STATED GOAL:
Quote every line as given.

## START DATA PROVIDED

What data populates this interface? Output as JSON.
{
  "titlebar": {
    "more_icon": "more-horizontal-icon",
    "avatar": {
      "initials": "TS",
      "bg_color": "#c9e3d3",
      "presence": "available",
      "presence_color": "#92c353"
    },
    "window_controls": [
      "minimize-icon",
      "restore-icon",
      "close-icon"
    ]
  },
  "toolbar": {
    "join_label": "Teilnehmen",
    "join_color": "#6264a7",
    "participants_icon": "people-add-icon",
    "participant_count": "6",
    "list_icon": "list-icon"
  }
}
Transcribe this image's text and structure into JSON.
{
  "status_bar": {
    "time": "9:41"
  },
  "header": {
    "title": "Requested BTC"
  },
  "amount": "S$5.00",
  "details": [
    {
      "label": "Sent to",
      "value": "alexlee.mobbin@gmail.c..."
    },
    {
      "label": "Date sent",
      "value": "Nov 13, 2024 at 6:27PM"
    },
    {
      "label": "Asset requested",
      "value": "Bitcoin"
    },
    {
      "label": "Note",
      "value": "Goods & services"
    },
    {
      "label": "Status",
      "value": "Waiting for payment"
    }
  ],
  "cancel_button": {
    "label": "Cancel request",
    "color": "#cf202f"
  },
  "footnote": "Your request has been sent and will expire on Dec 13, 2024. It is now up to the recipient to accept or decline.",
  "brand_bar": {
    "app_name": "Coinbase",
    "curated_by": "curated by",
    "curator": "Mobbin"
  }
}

## END DATA PROVIDED

SOLUTION FOR THIS TASK:
What data populates this interface? Output as JSON.
{
  "titlebar": {
    "more_icon": "more-horizontal-icon",
    "avatar": {
      "initials": "TS",
      "bg_color": "#c9e3d3",
      "presence": "available",
      "presence_color": "#92c353"
    },
    "window_controls": [
      "minimize-icon",
      "restore-icon",
      "close-icon"
    ]
  },
  "toolbar": {
    "join_label": "Teilnehmen",
    "join_color": "#6264a7",
    "participants_icon": "people-add-icon",
    "participant_count": "6",
    "list_icon": "list-icon"
  }
}
Transcribe this image's text and structure into JSON.
{
  "status_bar": {
    "time": "9:41"
  },
  "header": {
    "title": "Requested BTC"
  },
  "amount": "S$5.00",
  "details": [
    {
      "label": "Sent to",
      "value": "alexlee.mobbin@gmail.c..."
    },
    {
      "label": "Date sent",
      "value": "Nov 13, 2024 at 6:27PM"
    },
    {
      "label": "Asset requested",
      "value": "Bitcoin"
    },
    {
      "label": "Note",
      "value": "Goods & services"
    },
    {
      "label": "Status",
      "value": "Waiting for payment"
    }
  ],
  "cancel_button": {
    "label": "Cancel request",
    "color": "#cf202f"
  },
  "footnote": "Your request has been sent and will expire on Dec 13, 2024. It is now up to the recipient to accept or decline.",
  "brand_bar": {
    "app_name": "Coinbase",
    "curated_by": "curated by",
    "curator": "Mobbin"
  }
}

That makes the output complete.